▸ **WHAT IS REQUIRED**:
Don't copy the pictures; return every other part of the records exactly.

▸ **MATERIAL PROVIDED**:
==*==
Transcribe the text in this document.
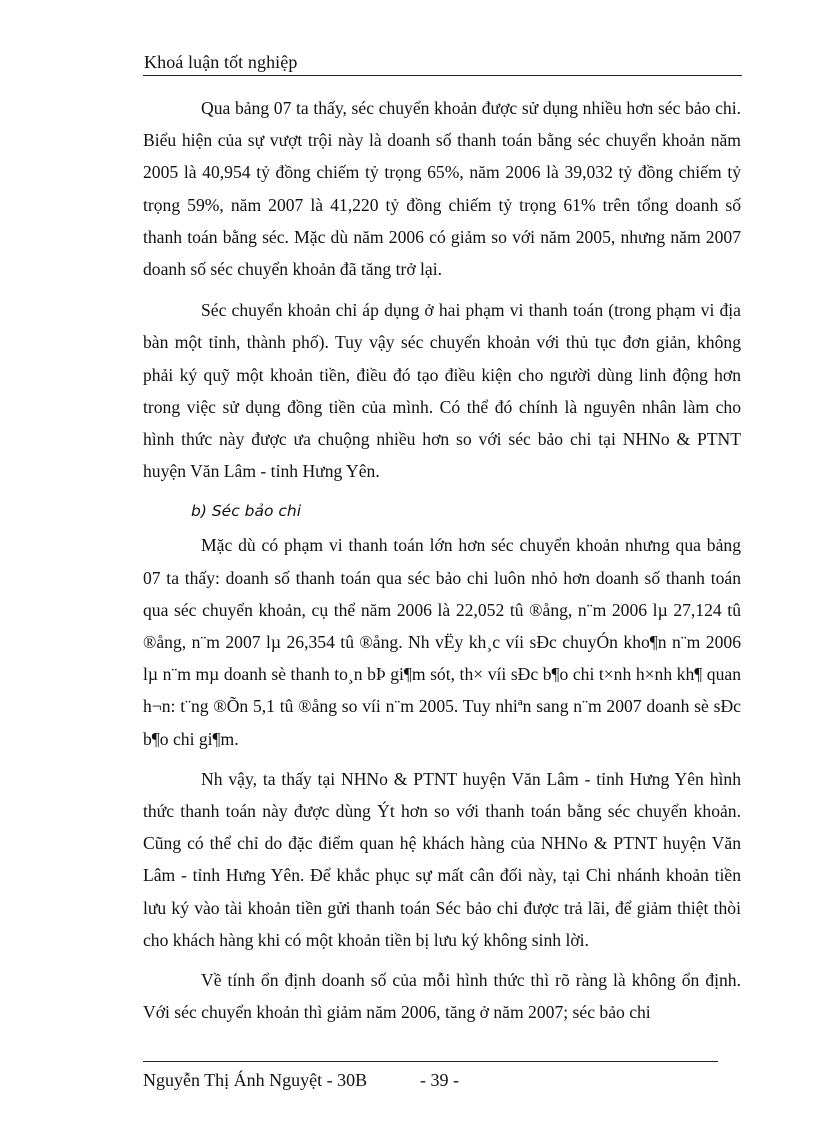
Khoá luận tốt nghiệp

Qua bảng 07 ta thấy, séc chuyển khoản được sử dụng nhiều hơn séc bảo chi. Biểu hiện của sự vượt trội này là doanh số thanh toán bằng séc chuyển khoản năm 2005 là 40,954 tỷ đồng chiếm tỷ trọng 65%, năm 2006 là 39,032 tỷ đồng chiếm tỷ trọng 59%, năm 2007 là 41,220 tỷ đồng chiếm tỷ trọng 61% trên tổng doanh số thanh toán bằng séc. Mặc dù năm 2006 có giảm so với năm 2005, nhưng năm 2007 doanh số séc chuyển khoản đã tăng trở lại.

Séc chuyển khoản chỉ áp dụng ở hai phạm vi thanh toán (trong phạm vi địa bàn một tỉnh, thành phố). Tuy vậy séc chuyển khoản với thủ tục đơn giản, không phải ký quỹ một khoản tiền, điều đó tạo điều kiện cho người dùng linh động hơn trong việc sử dụng đồng tiền của mình. Có thể đó chính là nguyên nhân làm cho hình thức này được ưa chuộng nhiều hơn so với séc bảo chi tại NHNo & PTNT huyện Văn Lâm - tỉnh Hưng Yên.

b) Séc bảo chi

Mặc dù có phạm vi thanh toán lớn hơn séc chuyển khoản nhưng qua bảng 07 ta thấy: doanh số thanh toán qua séc bảo chi luôn nhỏ hơn doanh số thanh toán qua séc chuyển khoản, cụ thể năm 2006 là 22,052 tû ®ång, n¨m 2006 lµ 27,124 tû ®ång, n¨m 2007 lµ 26,354 tû ®ång. Nh vËy kh¸c víi sÐc chuyÓn kho¶n n¨m 2006 lµ n¨m mµ doanh sè thanh to¸n bÞ gi¶m sót, th× víi sÐc b¶o chi t×nh h×nh kh¶ quan h¬n: t¨ng ®Õn 5,1 tû ®ång so víi n¨m 2005. Tuy nhiªn sang n¨m 2007 doanh sè sÐc b¶o chi gi¶m.

Nh vậy, ta thấy tại NHNo & PTNT huyện Văn Lâm - tỉnh Hưng Yên hình thức thanh toán này được dùng Ýt hơn so với thanh toán bằng séc chuyển khoản. Cũng có thể chỉ do đặc điểm quan hệ khách hàng của NHNo & PTNT huyện Văn Lâm - tỉnh Hưng Yên. Để khắc phục sự mất cân đối này, tại Chi nhánh khoản tiền lưu ký vào tài khoản tiền gửi thanh toán Séc bảo chi được trả lãi, để giảm thiệt thòi cho khách hàng khi có một khoản tiền bị lưu ký không sinh lời.

Về tính ổn định doanh số của mỗi hình thức thì rõ ràng là không ổn định. Với séc chuyển khoản thì giảm năm 2006, tăng ở năm 2007; séc bảo chi

Nguyễn Thị Ánh Nguyệt - 30B	- 39 -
==*==
▸ **RESULT OF THE TASK**:
Transcribe the text in this document.
Khoá luận tốt nghiệp

Qua bảng 07 ta thấy, séc chuyển khoản được sử dụng nhiều hơn séc bảo chi. Biểu hiện của sự vượt trội này là doanh số thanh toán bằng séc chuyển khoản năm 2005 là 40,954 tỷ đồng chiếm tỷ trọng 65%, năm 2006 là 39,032 tỷ đồng chiếm tỷ trọng 59%, năm 2007 là 41,220 tỷ đồng chiếm tỷ trọng 61% trên tổng doanh số thanh toán bằng séc. Mặc dù năm 2006 có giảm so với năm 2005, nhưng năm 2007 doanh số séc chuyển khoản đã tăng trở lại.

Séc chuyển khoản chỉ áp dụng ở hai phạm vi thanh toán (trong phạm vi địa bàn một tỉnh, thành phố). Tuy vậy séc chuyển khoản với thủ tục đơn giản, không phải ký quỹ một khoản tiền, điều đó tạo điều kiện cho người dùng linh động hơn trong việc sử dụng đồng tiền của mình. Có thể đó chính là nguyên nhân làm cho hình thức này được ưa chuộng nhiều hơn so với séc bảo chi tại NHNo & PTNT huyện Văn Lâm - tỉnh Hưng Yên.

b) Séc bảo chi

Mặc dù có phạm vi thanh toán lớn hơn séc chuyển khoản nhưng qua bảng 07 ta thấy: doanh số thanh toán qua séc bảo chi luôn nhỏ hơn doanh số thanh toán qua séc chuyển khoản, cụ thể năm 2006 là 22,052 tû ®ång, n¨m 2006 lµ 27,124 tû ®ång, n¨m 2007 lµ 26,354 tû ®ång. Nh vËy kh¸c víi sÐc chuyÓn kho¶n n¨m 2006 lµ n¨m mµ doanh sè thanh to¸n bÞ gi¶m sót, th× víi sÐc b¶o chi t×nh h×nh kh¶ quan h¬n: t¨ng ®Õn 5,1 tû ®ång so víi n¨m 2005. Tuy nhiªn sang n¨m 2007 doanh sè sÐc b¶o chi gi¶m.

Nh vậy, ta thấy tại NHNo & PTNT huyện Văn Lâm - tỉnh Hưng Yên hình thức thanh toán này được dùng Ýt hơn so với thanh toán bằng séc chuyển khoản. Cũng có thể chỉ do đặc điểm quan hệ khách hàng của NHNo & PTNT huyện Văn Lâm - tỉnh Hưng Yên. Để khắc phục sự mất cân đối này, tại Chi nhánh khoản tiền lưu ký vào tài khoản tiền gửi thanh toán Séc bảo chi được trả lãi, để giảm thiệt thòi cho khách hàng khi có một khoản tiền bị lưu ký không sinh lời.

Về tính ổn định doanh số của mỗi hình thức thì rõ ràng là không ổn định. Với séc chuyển khoản thì giảm năm 2006, tăng ở năm 2007; séc bảo chi

Nguyễn Thị Ánh Nguyệt - 30B	- 39 -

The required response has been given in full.